▶ [Stated exercise] Below are the entries; output exactly the lines from the one containing "Read all visible" through the final line, inclusive.

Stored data
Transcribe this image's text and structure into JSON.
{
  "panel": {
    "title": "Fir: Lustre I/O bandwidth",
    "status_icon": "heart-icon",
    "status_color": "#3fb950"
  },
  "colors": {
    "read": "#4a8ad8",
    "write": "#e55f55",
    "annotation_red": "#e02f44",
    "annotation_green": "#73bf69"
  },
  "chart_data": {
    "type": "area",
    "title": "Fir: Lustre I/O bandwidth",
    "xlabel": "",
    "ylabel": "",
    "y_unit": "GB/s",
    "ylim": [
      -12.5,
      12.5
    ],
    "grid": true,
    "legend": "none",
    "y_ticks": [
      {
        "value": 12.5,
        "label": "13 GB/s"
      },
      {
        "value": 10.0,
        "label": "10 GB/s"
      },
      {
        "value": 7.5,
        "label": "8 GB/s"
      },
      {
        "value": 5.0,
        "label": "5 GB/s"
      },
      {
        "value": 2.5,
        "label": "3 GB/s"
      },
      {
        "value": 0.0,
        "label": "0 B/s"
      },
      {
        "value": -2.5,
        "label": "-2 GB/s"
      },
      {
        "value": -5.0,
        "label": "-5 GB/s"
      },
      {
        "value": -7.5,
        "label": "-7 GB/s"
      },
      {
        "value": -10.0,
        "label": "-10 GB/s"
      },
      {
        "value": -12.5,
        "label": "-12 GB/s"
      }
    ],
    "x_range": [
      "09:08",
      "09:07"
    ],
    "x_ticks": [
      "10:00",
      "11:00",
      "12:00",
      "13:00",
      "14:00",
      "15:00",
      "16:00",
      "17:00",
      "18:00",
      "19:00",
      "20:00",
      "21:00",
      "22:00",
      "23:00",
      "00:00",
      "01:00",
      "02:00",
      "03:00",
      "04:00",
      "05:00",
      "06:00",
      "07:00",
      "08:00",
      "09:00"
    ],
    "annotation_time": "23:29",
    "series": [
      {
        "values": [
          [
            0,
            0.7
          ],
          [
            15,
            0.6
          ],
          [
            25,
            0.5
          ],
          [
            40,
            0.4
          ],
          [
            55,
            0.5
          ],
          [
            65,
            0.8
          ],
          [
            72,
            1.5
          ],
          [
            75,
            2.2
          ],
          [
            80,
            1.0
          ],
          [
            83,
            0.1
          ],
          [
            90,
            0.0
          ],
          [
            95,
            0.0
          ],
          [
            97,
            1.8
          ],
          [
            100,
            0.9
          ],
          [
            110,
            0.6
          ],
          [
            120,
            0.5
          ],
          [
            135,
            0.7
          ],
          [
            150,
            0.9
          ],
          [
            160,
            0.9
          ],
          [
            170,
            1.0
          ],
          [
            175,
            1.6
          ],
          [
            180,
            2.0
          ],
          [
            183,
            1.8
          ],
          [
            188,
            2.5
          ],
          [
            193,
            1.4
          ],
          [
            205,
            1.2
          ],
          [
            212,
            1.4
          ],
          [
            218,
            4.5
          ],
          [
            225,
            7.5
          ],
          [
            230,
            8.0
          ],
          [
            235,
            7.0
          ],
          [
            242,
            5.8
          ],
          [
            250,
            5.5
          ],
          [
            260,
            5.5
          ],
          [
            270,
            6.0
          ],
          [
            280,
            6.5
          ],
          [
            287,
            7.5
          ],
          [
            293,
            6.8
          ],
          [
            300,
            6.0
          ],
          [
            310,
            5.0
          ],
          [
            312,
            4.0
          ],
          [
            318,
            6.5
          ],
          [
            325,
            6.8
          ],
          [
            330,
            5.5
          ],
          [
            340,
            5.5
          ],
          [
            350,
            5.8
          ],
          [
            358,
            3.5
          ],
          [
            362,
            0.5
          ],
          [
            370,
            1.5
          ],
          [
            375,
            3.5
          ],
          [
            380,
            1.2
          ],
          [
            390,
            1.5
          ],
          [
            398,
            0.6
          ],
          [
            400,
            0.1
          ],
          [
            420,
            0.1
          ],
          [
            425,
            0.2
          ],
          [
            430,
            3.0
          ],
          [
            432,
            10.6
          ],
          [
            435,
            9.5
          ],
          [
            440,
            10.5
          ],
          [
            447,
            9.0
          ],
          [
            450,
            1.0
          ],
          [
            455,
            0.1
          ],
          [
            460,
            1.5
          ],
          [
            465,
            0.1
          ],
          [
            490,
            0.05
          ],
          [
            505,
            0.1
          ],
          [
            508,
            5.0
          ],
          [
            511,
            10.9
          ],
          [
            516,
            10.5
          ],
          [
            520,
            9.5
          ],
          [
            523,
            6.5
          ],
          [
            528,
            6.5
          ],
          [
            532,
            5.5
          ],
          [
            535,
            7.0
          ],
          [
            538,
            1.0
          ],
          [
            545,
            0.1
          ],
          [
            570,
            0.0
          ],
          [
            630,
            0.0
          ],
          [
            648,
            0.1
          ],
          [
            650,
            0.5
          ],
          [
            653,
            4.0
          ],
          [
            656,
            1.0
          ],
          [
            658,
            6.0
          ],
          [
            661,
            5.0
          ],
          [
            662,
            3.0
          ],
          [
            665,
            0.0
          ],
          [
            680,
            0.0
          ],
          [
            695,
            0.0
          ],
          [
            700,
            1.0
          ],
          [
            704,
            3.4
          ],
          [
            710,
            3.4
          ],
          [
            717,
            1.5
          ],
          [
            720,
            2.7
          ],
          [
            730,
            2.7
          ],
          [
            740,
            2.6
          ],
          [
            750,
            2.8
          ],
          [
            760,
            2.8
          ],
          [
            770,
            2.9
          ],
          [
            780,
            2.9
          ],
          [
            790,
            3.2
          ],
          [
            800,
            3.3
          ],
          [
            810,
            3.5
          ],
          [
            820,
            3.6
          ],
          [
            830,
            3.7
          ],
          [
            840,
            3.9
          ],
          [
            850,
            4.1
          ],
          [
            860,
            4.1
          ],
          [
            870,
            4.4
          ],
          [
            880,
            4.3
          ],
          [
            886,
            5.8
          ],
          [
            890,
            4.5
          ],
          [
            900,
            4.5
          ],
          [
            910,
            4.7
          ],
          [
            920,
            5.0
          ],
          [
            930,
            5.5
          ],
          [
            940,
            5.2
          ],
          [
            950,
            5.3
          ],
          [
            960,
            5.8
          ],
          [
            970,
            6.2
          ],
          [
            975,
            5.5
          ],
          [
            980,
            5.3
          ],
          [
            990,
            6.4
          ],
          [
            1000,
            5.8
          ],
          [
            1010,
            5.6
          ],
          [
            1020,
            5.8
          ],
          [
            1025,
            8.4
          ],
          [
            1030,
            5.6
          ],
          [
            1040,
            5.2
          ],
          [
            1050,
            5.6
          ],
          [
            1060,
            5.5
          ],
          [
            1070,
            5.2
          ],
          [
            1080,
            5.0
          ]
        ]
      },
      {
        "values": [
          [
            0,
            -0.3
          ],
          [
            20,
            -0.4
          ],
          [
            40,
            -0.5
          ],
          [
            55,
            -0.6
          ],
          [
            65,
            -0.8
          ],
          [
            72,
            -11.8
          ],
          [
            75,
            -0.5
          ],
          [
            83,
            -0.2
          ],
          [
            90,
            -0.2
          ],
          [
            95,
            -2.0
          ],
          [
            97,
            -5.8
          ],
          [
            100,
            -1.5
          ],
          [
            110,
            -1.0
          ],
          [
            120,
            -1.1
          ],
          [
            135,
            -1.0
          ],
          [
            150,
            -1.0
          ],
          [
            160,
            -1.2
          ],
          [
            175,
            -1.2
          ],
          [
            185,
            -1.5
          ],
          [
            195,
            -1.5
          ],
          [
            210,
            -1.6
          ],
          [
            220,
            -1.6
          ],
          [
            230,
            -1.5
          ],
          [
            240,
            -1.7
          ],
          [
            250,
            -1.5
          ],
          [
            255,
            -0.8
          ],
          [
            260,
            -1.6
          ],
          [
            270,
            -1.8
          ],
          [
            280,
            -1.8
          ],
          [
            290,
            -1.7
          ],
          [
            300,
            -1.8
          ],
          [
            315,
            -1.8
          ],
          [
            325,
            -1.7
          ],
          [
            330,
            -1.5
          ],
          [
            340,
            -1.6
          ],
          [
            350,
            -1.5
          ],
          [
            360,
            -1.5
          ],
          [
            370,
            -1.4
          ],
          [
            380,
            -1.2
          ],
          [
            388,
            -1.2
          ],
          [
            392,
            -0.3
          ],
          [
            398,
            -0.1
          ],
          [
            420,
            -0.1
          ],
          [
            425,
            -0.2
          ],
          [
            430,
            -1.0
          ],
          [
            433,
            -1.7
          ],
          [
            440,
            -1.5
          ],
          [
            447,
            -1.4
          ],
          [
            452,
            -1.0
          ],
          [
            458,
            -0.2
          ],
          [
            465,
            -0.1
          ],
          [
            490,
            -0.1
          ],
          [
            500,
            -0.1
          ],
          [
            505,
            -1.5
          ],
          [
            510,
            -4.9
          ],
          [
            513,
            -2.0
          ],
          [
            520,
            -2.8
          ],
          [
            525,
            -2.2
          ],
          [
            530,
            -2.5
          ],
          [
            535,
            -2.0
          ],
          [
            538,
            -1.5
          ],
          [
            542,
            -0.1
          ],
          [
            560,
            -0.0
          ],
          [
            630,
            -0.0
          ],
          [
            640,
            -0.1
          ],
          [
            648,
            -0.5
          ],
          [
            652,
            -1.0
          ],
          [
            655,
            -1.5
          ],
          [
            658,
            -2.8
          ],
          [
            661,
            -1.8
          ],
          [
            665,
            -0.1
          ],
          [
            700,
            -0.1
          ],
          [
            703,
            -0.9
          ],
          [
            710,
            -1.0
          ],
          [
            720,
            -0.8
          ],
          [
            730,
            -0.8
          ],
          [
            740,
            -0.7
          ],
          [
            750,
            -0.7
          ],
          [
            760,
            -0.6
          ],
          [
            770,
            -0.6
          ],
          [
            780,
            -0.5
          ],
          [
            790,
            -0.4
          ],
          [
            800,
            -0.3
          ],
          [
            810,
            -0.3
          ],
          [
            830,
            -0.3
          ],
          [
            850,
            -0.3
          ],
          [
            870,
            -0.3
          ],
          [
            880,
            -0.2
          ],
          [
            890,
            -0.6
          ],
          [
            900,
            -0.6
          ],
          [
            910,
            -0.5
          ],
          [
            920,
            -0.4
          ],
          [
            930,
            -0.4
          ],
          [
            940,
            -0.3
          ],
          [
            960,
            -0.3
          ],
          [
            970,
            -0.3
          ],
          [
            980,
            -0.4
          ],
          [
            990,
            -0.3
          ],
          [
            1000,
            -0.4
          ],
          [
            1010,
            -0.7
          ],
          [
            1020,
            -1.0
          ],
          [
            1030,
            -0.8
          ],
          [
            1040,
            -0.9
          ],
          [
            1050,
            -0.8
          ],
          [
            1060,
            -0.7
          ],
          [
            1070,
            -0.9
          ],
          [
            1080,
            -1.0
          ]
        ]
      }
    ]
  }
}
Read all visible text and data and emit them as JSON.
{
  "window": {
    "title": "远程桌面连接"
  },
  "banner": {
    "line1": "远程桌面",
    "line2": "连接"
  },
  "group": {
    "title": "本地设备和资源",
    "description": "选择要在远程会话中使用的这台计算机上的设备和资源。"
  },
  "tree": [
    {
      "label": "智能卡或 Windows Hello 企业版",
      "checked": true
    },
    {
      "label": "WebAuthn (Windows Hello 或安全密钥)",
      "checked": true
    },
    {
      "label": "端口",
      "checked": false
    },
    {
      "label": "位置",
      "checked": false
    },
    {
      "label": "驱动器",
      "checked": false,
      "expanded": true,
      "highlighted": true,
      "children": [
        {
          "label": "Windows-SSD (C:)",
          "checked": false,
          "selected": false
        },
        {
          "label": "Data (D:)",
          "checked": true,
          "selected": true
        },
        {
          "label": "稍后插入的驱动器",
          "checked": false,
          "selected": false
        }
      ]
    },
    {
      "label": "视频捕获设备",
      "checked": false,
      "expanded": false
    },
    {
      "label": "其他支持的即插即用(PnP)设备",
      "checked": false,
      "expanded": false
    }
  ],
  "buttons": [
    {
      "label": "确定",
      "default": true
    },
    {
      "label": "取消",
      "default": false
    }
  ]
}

▶ [The completed task]
Read all visible text and data and emit them as JSON.
{
  "window": {
    "title": "远程桌面连接"
  },
  "banner": {
    "line1": "远程桌面",
    "line2": "连接"
  },
  "group": {
    "title": "本地设备和资源",
    "description": "选择要在远程会话中使用的这台计算机上的设备和资源。"
  },
  "tree": [
    {
      "label": "智能卡或 Windows Hello 企业版",
      "checked": true
    },
    {
      "label": "WebAuthn (Windows Hello 或安全密钥)",
      "checked": true
    },
    {
      "label": "端口",
      "checked": false
    },
    {
      "label": "位置",
      "checked": false
    },
    {
      "label": "驱动器",
      "checked": false,
      "expanded": true,
      "highlighted": true,
      "children": [
        {
          "label": "Windows-SSD (C:)",
          "checked": false,
          "selected": false
        },
        {
          "label": "Data (D:)",
          "checked": true,
          "selected": true
        },
        {
          "label": "稍后插入的驱动器",
          "checked": false,
          "selected": false
        }
      ]
    },
    {
      "label": "视频捕获设备",
      "checked": false,
      "expanded": false
    },
    {
      "label": "其他支持的即插即用(PnP)设备",
      "checked": false,
      "expanded": false
    }
  ],
  "buttons": [
    {
      "label": "确定",
      "default": true
    },
    {
      "label": "取消",
      "default": false
    }
  ]
}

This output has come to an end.